**The task:** Repeat the data word for word. Do not include the pictures.

**Entries supplied:**
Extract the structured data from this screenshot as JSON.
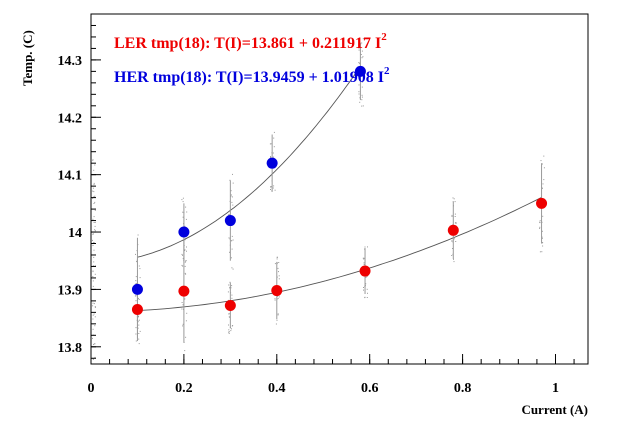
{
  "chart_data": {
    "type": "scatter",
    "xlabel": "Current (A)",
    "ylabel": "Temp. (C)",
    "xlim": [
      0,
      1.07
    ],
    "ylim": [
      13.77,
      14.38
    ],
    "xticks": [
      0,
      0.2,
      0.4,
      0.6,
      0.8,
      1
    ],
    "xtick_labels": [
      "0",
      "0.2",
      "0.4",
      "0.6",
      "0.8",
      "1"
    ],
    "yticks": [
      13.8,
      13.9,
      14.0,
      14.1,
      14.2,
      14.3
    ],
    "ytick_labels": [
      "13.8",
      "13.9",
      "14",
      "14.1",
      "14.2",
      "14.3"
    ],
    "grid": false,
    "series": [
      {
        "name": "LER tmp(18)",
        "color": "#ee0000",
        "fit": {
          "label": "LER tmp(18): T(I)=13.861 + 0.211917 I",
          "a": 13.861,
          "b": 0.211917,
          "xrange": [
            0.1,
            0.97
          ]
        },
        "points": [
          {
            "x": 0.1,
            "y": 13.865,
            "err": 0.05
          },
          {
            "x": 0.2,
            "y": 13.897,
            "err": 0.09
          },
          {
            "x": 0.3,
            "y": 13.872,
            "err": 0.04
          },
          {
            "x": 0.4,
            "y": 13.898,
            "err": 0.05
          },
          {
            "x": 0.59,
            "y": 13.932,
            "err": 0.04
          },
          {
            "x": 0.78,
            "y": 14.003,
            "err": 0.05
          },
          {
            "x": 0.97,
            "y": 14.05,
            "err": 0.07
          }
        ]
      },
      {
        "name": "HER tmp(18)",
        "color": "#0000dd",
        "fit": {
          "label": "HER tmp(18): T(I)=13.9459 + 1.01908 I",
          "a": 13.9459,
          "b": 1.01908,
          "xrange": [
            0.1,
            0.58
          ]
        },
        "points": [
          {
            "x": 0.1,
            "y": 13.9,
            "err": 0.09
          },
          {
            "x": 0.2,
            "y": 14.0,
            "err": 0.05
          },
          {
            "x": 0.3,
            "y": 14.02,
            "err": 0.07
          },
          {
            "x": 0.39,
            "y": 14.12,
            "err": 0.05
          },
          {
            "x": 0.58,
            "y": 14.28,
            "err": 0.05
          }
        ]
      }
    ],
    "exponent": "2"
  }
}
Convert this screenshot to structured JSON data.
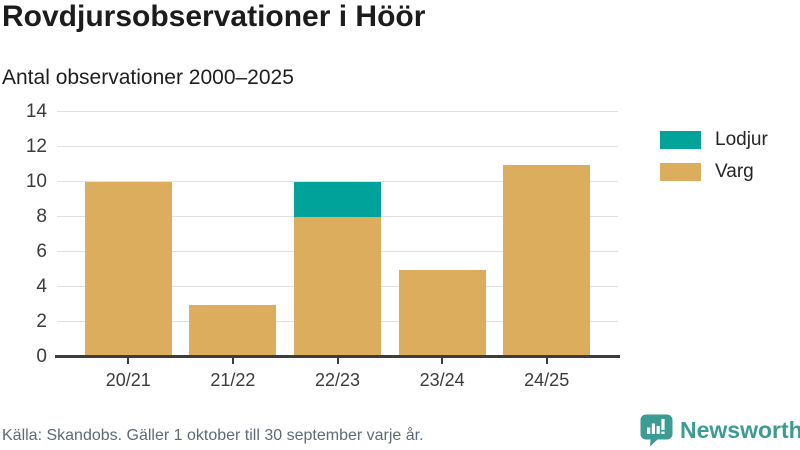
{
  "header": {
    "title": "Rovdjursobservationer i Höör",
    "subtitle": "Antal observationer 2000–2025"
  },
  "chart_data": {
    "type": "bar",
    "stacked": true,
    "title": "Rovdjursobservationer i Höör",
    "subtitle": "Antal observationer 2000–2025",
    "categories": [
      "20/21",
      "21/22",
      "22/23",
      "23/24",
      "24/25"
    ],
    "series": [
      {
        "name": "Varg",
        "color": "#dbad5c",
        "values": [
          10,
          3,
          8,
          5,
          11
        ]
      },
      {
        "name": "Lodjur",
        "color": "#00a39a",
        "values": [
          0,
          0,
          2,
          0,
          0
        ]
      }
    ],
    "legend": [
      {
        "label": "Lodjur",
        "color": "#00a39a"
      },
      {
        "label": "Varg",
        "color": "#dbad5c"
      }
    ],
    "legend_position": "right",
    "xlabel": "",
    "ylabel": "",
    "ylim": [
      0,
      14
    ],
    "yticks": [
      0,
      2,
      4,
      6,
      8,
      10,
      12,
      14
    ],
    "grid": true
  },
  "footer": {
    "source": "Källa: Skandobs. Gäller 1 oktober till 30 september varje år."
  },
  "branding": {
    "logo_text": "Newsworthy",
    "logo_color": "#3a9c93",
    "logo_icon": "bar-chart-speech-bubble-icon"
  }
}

**Response to this task:**
Extract the structured data from this screenshot as JSON.
{
  "chart_data": {
    "type": "scatter",
    "xlabel": "Current (A)",
    "ylabel": "Temp. (C)",
    "xlim": [
      0,
      1.07
    ],
    "ylim": [
      13.77,
      14.38
    ],
    "xticks": [
      0,
      0.2,
      0.4,
      0.6,
      0.8,
      1
    ],
    "xtick_labels": [
      "0",
      "0.2",
      "0.4",
      "0.6",
      "0.8",
      "1"
    ],
    "yticks": [
      13.8,
      13.9,
      14.0,
      14.1,
      14.2,
      14.3
    ],
    "ytick_labels": [
      "13.8",
      "13.9",
      "14",
      "14.1",
      "14.2",
      "14.3"
    ],
    "grid": false,
    "series": [
      {
        "name": "LER tmp(18)",
        "color": "#ee0000",
        "fit": {
          "label": "LER tmp(18): T(I)=13.861 + 0.211917 I",
          "a": 13.861,
          "b": 0.211917,
          "xrange": [
            0.1,
            0.97
          ]
        },
        "points": [
          {
            "x": 0.1,
            "y": 13.865,
            "err": 0.05
          },
          {
            "x": 0.2,
            "y": 13.897,
            "err": 0.09
          },
          {
            "x": 0.3,
            "y": 13.872,
            "err": 0.04
          },
          {
            "x": 0.4,
            "y": 13.898,
            "err": 0.05
          },
          {
            "x": 0.59,
            "y": 13.932,
            "err": 0.04
          },
          {
            "x": 0.78,
            "y": 14.003,
            "err": 0.05
          },
          {
            "x": 0.97,
            "y": 14.05,
            "err": 0.07
          }
        ]
      },
      {
        "name": "HER tmp(18)",
        "color": "#0000dd",
        "fit": {
          "label": "HER tmp(18): T(I)=13.9459 + 1.01908 I",
          "a": 13.9459,
          "b": 1.01908,
          "xrange": [
            0.1,
            0.58
          ]
        },
        "points": [
          {
            "x": 0.1,
            "y": 13.9,
            "err": 0.09
          },
          {
            "x": 0.2,
            "y": 14.0,
            "err": 0.05
          },
          {
            "x": 0.3,
            "y": 14.02,
            "err": 0.07
          },
          {
            "x": 0.39,
            "y": 14.12,
            "err": 0.05
          },
          {
            "x": 0.58,
            "y": 14.28,
            "err": 0.05
          }
        ]
      }
    ],
    "exponent": "2"
  }
}
Convert this screenshot to structured JSON data.
{
  "header": {
    "title": "Rovdjursobservationer i Höör",
    "subtitle": "Antal observationer 2000–2025"
  },
  "chart_data": {
    "type": "bar",
    "stacked": true,
    "title": "Rovdjursobservationer i Höör",
    "subtitle": "Antal observationer 2000–2025",
    "categories": [
      "20/21",
      "21/22",
      "22/23",
      "23/24",
      "24/25"
    ],
    "series": [
      {
        "name": "Varg",
        "color": "#dbad5c",
        "values": [
          10,
          3,
          8,
          5,
          11
        ]
      },
      {
        "name": "Lodjur",
        "color": "#00a39a",
        "values": [
          0,
          0,
          2,
          0,
          0
        ]
      }
    ],
    "legend": [
      {
        "label": "Lodjur",
        "color": "#00a39a"
      },
      {
        "label": "Varg",
        "color": "#dbad5c"
      }
    ],
    "legend_position": "right",
    "xlabel": "",
    "ylabel": "",
    "ylim": [
      0,
      14
    ],
    "yticks": [
      0,
      2,
      4,
      6,
      8,
      10,
      12,
      14
    ],
    "grid": true
  },
  "footer": {
    "source": "Källa: Skandobs. Gäller 1 oktober till 30 september varje år."
  },
  "branding": {
    "logo_text": "Newsworthy",
    "logo_color": "#3a9c93",
    "logo_icon": "bar-chart-speech-bubble-icon"
  }
}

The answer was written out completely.